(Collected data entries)
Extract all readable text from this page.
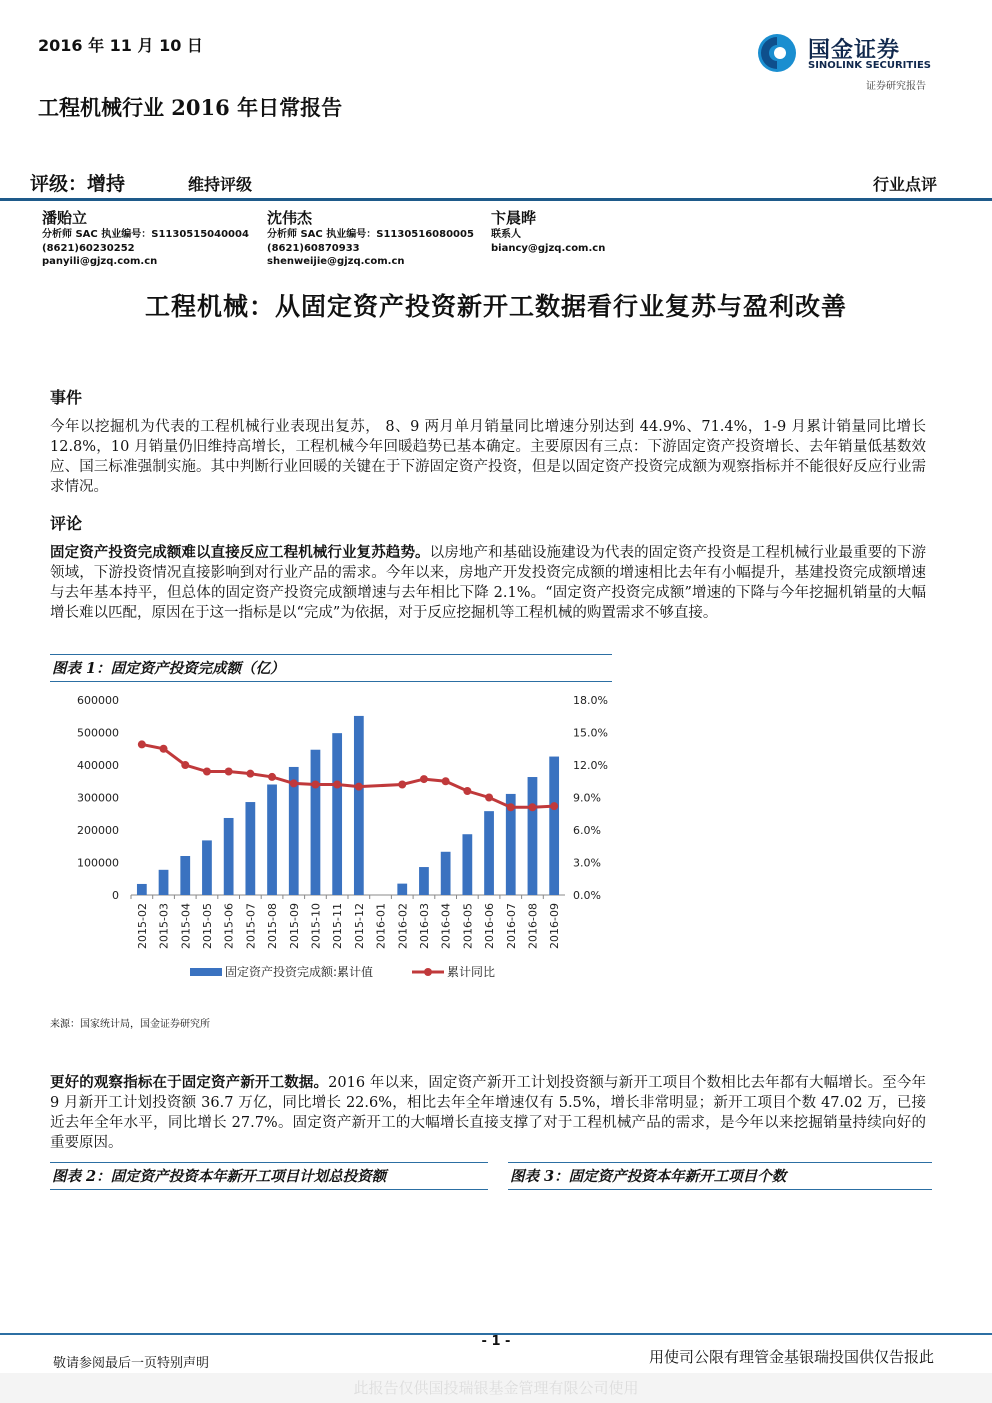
2016 年 11 月 10 日	国金证券
SINOLINK SECURITIES
证券研究报告
工程机械行业 2016 年日常报告
评级：增持	维持评级	行业点评
潘贻立
分析师 SAC 执业编号：S1130515040004
(8621)60230252
panyili@gjzq.com.cn
沈伟杰
分析师 SAC 执业编号：S1130516080005
(8621)60870933
shenweijie@gjzq.com.cn
卞晨晔
联系人
biancy@gjzq.com.cn
工程机械：从固定资产投资新开工数据看行业复苏与盈利改善
事件
今年以挖掘机为代表的工程机械行业表现出复苏， 8、9 两月单月销量同比增速分别达到 44.9%、71.4%，1-9 月累计销量同比增长 12.8%，10 月销量仍旧维持高增长，工程机械今年回暖趋势已基本确定。主要原因有三点：下游固定资产投资增长、去年销量低基数效应、国三标准强制实施。其中判断行业回暖的关键在于下游固定资产投资，但是以固定资产投资完成额为观察指标并不能很好反应行业需求情况。
评论
固定资产投资完成额难以直接反应工程机械行业复苏趋势。以房地产和基础设施建设为代表的固定资产投资是工程机械行业最重要的下游领域，下游投资情况直接影响到对行业产品的需求。今年以来，房地产开发投资完成额的增速相比去年有小幅提升，基建投资完成额增速与去年基本持平，但总体的固定资产投资完成额增速与去年相比下降 2.1%。“固定资产投资完成额”增速的下降与今年挖掘机销量的大幅增长难以匹配，原因在于这一指标是以“完成”为依据，对于反应挖掘机等工程机械的购置需求不够直接。
图表 1：固定资产投资完成额（亿）
0
100000
200000
300000
400000
500000
600000
0.0%
3.0%
6.0%
9.0%
12.0%
15.0%
18.0%
2015-02 2015-03 2015-04 2015-05 2015-06 2015-07 2015-08 2015-09 2015-10 2015-11 2015-12 2016-01 2016-02 2016-03 2016-04 2016-05 2016-06 2016-07 2016-08 2016-09
固定资产投资完成额:累计值	累计同比
来源：国家统计局，国金证券研究所
更好的观察指标在于固定资产新开工数据。2016 年以来，固定资产新开工计划投资额与新开工项目个数相比去年都有大幅增长。至今年 9 月新开工计划投资额 36.7 万亿，同比增长 22.6%，相比去年全年增速仅有 5.5%，增长非常明显；新开工项目个数 47.02 万，已接近去年全年水平，同比增长 27.7%。固定资产新开工的大幅增长直接支撑了对于工程机械产品的需求，是今年以来挖掘销量持续向好的重要原因。
图表 2：固定资产投资本年新开工项目计划总投资额	图表 3：固定资产投资本年新开工项目个数
- 1 -
敬请参阅最后一页特别声明	用使司公限有理管金基银瑞投国供仅告报此
此报告仅供国投瑞银基金管理有限公司使用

Exercise instructions
Copy the material above exactly and drop the pictures.

Output for this task
Extract all readable text from this page.
2016 年 11 月 10 日	国金证券
SINOLINK SECURITIES
证券研究报告
工程机械行业 2016 年日常报告
评级：增持	维持评级	行业点评
潘贻立
分析师 SAC 执业编号：S1130515040004
(8621)60230252
panyili@gjzq.com.cn
沈伟杰
分析师 SAC 执业编号：S1130516080005
(8621)60870933
shenweijie@gjzq.com.cn
卞晨晔
联系人
biancy@gjzq.com.cn
工程机械：从固定资产投资新开工数据看行业复苏与盈利改善
事件
今年以挖掘机为代表的工程机械行业表现出复苏， 8、9 两月单月销量同比增速分别达到 44.9%、71.4%，1-9 月累计销量同比增长 12.8%，10 月销量仍旧维持高增长，工程机械今年回暖趋势已基本确定。主要原因有三点：下游固定资产投资增长、去年销量低基数效应、国三标准强制实施。其中判断行业回暖的关键在于下游固定资产投资，但是以固定资产投资完成额为观察指标并不能很好反应行业需求情况。
评论
固定资产投资完成额难以直接反应工程机械行业复苏趋势。以房地产和基础设施建设为代表的固定资产投资是工程机械行业最重要的下游领域，下游投资情况直接影响到对行业产品的需求。今年以来，房地产开发投资完成额的增速相比去年有小幅提升，基建投资完成额增速与去年基本持平，但总体的固定资产投资完成额增速与去年相比下降 2.1%。“固定资产投资完成额”增速的下降与今年挖掘机销量的大幅增长难以匹配，原因在于这一指标是以“完成”为依据，对于反应挖掘机等工程机械的购置需求不够直接。
图表 1：固定资产投资完成额（亿）
0
100000
200000
300000
400000
500000
600000
0.0%
3.0%
6.0%
9.0%
12.0%
15.0%
18.0%
2015-02 2015-03 2015-04 2015-05 2015-06 2015-07 2015-08 2015-09 2015-10 2015-11 2015-12 2016-01 2016-02 2016-03 2016-04 2016-05 2016-06 2016-07 2016-08 2016-09
固定资产投资完成额:累计值	累计同比
来源：国家统计局，国金证券研究所
更好的观察指标在于固定资产新开工数据。2016 年以来，固定资产新开工计划投资额与新开工项目个数相比去年都有大幅增长。至今年 9 月新开工计划投资额 36.7 万亿，同比增长 22.6%，相比去年全年增速仅有 5.5%，增长非常明显；新开工项目个数 47.02 万，已接近去年全年水平，同比增长 27.7%。固定资产新开工的大幅增长直接支撑了对于工程机械产品的需求，是今年以来挖掘销量持续向好的重要原因。
图表 2：固定资产投资本年新开工项目计划总投资额	图表 3：固定资产投资本年新开工项目个数
- 1 -
敬请参阅最后一页特别声明	用使司公限有理管金基银瑞投国供仅告报此
此报告仅供国投瑞银基金管理有限公司使用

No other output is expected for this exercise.